# Exercise directions:
From the listing below, pull out every line where the string "marker" appears.

Data entries for graphics:
-----
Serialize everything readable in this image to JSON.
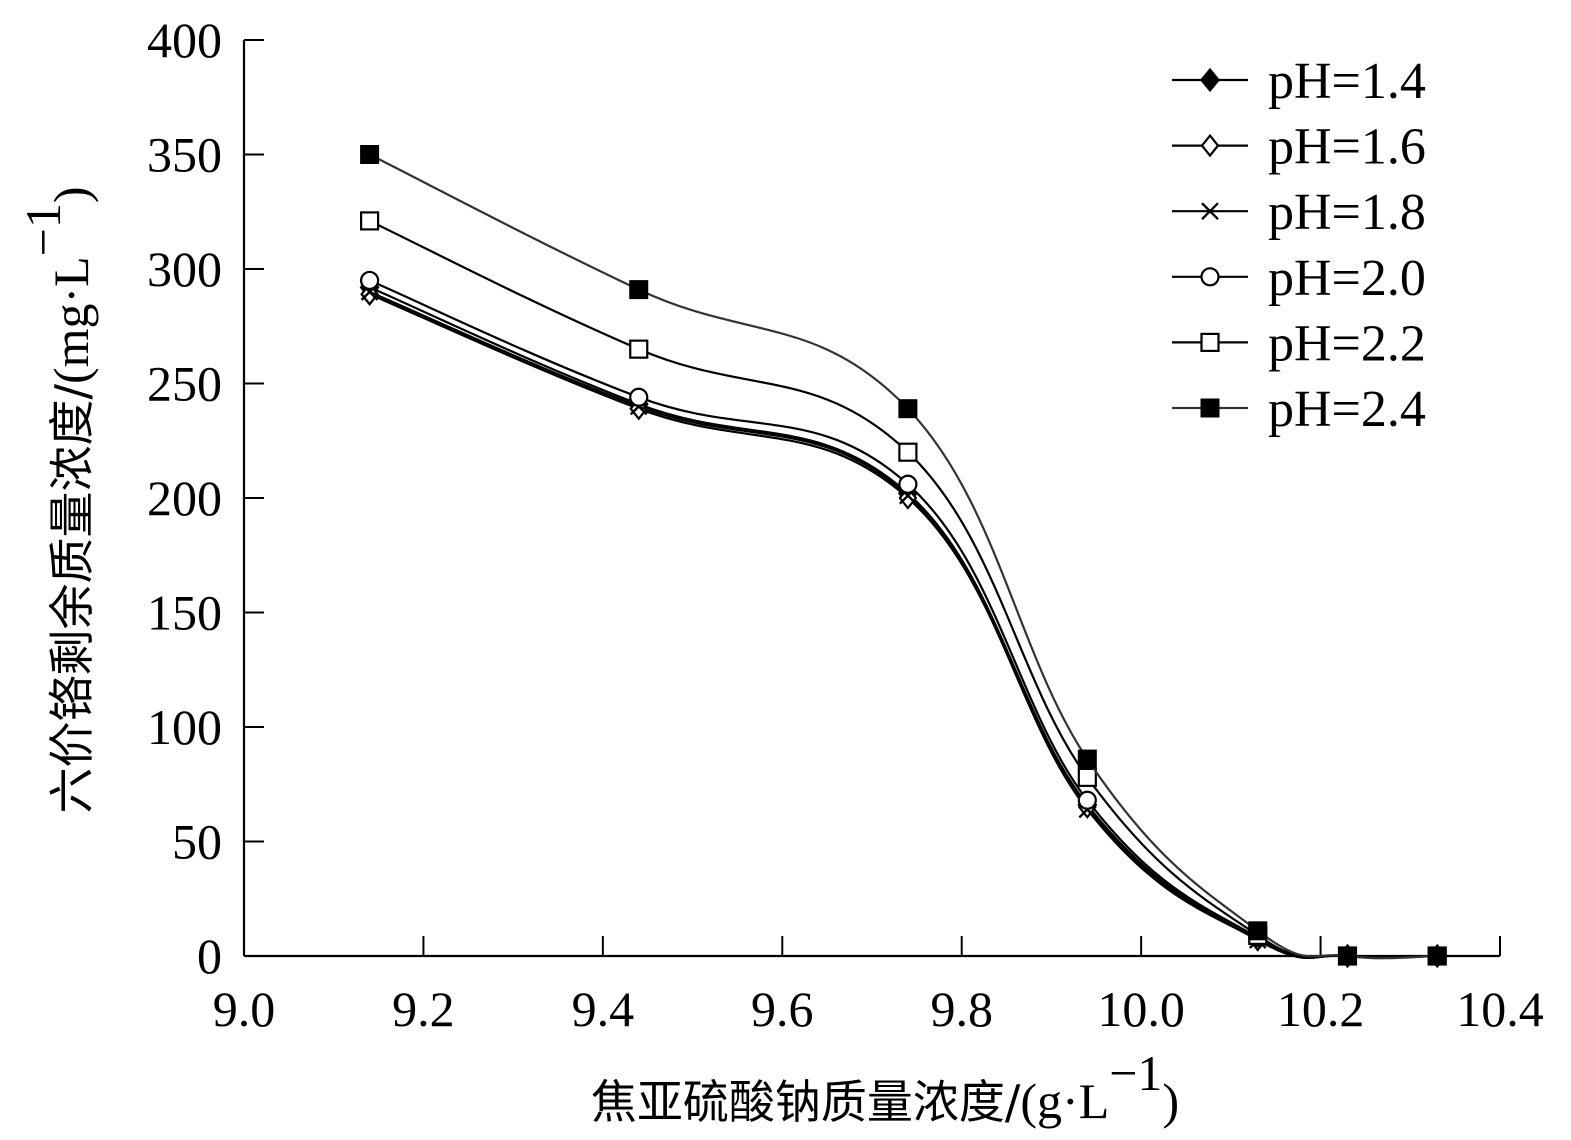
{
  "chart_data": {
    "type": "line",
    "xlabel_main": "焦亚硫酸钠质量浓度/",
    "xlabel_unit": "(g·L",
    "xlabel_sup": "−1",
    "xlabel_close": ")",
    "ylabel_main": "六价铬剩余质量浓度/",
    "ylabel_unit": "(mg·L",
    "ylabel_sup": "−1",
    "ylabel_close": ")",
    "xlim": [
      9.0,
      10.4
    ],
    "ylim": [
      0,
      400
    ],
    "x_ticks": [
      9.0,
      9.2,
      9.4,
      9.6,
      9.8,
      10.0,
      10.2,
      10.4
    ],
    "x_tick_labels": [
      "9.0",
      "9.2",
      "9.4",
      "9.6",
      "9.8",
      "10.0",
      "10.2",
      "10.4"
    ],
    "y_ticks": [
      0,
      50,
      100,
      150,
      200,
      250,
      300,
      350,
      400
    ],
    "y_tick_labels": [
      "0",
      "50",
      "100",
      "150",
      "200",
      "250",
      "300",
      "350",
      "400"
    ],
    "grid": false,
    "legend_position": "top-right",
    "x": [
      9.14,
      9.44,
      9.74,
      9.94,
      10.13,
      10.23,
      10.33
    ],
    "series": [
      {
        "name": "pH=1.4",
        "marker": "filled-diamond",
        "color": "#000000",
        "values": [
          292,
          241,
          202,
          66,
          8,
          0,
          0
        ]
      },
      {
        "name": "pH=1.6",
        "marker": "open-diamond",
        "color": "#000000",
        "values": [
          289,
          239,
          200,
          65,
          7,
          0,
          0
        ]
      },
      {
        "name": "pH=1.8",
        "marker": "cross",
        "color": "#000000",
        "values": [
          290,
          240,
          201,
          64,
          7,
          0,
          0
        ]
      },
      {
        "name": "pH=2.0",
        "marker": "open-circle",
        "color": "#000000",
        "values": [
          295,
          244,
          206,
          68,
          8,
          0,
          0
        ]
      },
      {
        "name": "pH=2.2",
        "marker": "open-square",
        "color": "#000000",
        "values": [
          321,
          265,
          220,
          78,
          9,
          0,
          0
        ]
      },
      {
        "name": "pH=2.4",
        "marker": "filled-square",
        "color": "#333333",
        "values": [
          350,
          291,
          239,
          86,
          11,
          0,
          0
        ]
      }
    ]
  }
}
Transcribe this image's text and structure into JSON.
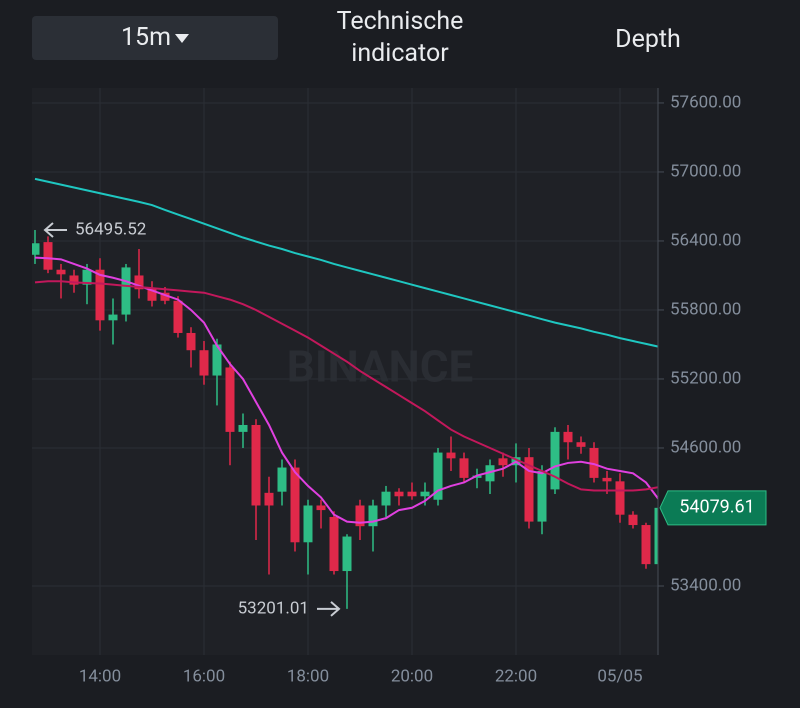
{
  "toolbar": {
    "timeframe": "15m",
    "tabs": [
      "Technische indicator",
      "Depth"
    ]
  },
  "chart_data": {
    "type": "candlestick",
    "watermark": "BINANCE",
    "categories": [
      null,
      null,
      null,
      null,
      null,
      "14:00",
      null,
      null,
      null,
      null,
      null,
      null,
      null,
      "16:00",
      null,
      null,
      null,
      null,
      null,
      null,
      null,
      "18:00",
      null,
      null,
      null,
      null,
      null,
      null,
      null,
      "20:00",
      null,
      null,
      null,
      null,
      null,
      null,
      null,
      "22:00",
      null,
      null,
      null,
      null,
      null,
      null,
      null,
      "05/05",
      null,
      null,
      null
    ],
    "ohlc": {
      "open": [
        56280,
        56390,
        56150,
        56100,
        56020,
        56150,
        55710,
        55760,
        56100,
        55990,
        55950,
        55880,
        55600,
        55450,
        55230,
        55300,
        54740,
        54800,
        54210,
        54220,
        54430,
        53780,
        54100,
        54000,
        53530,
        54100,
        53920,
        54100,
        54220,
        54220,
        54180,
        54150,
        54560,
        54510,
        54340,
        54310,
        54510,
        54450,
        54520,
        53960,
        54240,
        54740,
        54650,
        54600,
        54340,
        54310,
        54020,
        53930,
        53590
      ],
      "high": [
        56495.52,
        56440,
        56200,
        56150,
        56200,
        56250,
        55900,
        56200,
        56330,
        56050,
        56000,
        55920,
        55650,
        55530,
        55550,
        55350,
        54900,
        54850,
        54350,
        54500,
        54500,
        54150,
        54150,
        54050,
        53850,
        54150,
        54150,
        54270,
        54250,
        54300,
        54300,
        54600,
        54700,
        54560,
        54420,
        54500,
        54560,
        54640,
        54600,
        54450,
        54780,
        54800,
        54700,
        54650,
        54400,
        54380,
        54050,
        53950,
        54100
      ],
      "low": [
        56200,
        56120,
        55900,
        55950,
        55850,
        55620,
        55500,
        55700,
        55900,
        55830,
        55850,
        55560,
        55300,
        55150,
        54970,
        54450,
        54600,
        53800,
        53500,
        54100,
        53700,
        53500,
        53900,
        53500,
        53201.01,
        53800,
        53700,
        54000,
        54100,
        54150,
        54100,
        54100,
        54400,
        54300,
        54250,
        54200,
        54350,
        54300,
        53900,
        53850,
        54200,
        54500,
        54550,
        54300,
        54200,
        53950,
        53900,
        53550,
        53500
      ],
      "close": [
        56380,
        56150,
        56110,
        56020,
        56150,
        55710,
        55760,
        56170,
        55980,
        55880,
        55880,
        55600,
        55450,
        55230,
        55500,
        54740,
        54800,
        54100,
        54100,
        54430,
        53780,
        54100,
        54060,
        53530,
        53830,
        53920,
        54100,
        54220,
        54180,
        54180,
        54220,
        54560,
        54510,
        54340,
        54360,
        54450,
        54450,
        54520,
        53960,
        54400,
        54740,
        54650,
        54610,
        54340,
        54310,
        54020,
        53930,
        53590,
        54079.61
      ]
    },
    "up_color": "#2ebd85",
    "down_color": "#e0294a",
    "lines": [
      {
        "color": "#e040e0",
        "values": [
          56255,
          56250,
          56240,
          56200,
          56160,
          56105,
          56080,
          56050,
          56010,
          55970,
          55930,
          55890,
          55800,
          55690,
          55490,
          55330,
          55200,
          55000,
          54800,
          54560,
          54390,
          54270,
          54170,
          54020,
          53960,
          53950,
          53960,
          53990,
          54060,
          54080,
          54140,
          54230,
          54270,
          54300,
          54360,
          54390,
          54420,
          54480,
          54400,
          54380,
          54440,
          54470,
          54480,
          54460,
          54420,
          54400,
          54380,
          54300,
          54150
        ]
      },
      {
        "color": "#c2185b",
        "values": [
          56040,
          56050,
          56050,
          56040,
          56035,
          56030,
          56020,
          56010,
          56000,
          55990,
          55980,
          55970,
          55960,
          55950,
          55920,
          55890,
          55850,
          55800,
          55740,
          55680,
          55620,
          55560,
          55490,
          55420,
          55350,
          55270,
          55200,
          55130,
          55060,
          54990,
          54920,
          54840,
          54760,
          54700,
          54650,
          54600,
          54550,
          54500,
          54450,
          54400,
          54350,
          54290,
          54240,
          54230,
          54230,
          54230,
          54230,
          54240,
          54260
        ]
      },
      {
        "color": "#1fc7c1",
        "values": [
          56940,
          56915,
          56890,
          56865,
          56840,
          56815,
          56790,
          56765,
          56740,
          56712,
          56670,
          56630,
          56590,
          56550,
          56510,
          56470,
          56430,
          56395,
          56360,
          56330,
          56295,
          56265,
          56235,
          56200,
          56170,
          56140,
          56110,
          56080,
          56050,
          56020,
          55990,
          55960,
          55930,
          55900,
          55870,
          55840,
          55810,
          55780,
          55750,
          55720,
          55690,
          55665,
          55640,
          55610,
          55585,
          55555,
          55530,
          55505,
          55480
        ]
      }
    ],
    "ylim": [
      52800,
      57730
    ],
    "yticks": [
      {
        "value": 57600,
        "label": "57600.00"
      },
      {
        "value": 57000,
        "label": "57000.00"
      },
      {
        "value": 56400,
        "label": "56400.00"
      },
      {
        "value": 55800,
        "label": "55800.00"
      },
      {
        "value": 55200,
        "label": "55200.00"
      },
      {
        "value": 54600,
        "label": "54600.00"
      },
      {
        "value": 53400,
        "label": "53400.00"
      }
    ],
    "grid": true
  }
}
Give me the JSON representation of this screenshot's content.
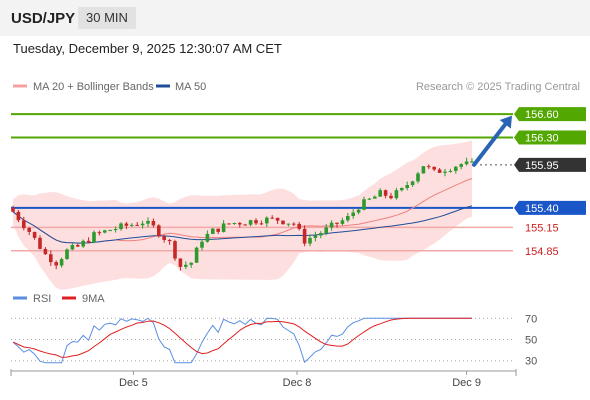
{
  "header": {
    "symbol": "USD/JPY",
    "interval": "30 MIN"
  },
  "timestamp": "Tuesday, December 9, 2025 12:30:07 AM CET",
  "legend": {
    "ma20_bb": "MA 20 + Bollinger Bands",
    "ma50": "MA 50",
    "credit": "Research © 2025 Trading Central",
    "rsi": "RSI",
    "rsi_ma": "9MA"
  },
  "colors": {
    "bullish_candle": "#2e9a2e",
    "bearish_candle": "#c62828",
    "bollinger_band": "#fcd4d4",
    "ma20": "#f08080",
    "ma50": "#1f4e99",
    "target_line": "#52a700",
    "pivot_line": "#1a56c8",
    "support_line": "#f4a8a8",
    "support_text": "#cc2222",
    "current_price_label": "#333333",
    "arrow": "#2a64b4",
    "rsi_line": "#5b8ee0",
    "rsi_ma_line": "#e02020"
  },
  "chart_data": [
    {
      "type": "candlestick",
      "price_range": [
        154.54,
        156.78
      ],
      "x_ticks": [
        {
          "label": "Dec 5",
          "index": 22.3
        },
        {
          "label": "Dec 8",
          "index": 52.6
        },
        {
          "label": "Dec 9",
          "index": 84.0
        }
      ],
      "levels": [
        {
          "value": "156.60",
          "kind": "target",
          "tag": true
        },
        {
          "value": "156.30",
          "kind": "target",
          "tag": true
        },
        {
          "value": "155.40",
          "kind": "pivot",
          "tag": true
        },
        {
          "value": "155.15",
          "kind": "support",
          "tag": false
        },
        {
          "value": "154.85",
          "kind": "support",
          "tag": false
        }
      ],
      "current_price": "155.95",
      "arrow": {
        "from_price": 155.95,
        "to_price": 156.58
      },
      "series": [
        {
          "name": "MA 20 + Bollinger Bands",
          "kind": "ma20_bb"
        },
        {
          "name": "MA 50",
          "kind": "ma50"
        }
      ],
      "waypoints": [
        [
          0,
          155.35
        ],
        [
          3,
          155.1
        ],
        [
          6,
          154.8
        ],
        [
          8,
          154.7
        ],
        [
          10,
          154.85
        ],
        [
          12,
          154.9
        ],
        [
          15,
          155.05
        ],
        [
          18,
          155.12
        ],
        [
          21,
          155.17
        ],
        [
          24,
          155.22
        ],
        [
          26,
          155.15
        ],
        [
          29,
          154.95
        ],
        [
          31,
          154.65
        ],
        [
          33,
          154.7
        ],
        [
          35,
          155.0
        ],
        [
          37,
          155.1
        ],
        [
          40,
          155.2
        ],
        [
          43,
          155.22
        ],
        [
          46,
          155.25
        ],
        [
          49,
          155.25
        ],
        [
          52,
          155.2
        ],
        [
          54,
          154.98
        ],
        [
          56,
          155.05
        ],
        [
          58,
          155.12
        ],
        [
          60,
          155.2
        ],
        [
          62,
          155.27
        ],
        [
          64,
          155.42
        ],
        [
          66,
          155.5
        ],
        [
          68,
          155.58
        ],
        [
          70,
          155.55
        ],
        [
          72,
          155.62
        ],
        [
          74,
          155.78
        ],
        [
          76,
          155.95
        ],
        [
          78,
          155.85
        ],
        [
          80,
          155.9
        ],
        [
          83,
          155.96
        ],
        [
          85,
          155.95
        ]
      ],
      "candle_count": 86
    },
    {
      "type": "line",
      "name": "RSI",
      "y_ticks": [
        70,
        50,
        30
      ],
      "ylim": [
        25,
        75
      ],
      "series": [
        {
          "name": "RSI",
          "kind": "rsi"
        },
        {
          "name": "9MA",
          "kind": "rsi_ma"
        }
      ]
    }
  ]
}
-----
# Result of this task:
        "marker": "filled-diamond",
        "marker": "open-diamond",
        "marker": "cross",
        "marker": "open-circle",
        "marker": "open-square",
        "marker": "filled-square",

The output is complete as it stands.